STATED GOAL
Collect all lines from the records below that include the word "related".
++++ INFORMATION SHOWN ++++
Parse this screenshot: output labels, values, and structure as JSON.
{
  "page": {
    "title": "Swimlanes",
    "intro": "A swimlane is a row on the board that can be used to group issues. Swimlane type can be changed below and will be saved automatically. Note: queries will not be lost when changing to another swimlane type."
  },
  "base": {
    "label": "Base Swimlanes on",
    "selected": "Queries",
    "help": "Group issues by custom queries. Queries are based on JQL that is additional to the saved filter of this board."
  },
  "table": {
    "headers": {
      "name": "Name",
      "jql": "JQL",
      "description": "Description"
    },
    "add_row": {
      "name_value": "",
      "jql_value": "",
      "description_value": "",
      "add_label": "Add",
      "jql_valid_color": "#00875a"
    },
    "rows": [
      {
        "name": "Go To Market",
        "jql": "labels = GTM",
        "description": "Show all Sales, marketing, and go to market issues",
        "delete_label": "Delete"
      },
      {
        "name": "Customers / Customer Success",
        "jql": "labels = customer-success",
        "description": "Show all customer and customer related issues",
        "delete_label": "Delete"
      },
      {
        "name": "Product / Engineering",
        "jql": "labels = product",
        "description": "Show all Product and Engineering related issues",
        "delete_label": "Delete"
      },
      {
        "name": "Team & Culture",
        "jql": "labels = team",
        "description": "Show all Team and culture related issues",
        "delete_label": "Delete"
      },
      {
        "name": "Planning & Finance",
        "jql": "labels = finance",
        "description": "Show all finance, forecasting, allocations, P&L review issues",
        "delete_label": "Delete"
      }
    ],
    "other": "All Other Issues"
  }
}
++++
WRITTEN RESPONSE
        "description": "Show all customer and customer related issues",
        "description": "Show all Product and Engineering related issues",
        "description": "Show all Team and culture related issues",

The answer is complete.